Collected data:
<<<<

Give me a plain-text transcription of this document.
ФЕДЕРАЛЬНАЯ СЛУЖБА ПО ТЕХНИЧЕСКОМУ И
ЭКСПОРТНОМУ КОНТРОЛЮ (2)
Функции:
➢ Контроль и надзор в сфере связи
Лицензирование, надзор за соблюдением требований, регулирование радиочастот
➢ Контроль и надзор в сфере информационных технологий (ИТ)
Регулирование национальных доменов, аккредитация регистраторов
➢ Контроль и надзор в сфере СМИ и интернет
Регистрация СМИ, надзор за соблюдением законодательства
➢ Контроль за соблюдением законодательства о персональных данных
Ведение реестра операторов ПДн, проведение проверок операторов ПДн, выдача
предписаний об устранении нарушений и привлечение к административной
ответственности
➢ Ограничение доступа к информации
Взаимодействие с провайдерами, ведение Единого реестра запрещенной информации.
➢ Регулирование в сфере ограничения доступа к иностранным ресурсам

>>>>
<<<<

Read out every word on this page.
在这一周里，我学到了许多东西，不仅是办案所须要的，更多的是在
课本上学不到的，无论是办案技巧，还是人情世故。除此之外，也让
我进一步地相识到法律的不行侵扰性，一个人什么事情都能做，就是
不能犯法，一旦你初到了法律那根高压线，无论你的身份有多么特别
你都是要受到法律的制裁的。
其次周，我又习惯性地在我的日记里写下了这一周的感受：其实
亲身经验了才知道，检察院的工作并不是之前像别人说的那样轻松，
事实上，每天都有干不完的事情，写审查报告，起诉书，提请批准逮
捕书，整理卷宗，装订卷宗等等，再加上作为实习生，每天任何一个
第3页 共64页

>>>>

Go through the preceding material and copy each line that has the word "this".

Result of the task:
Give me a plain-text transcription of this document.
Read out every word on this page.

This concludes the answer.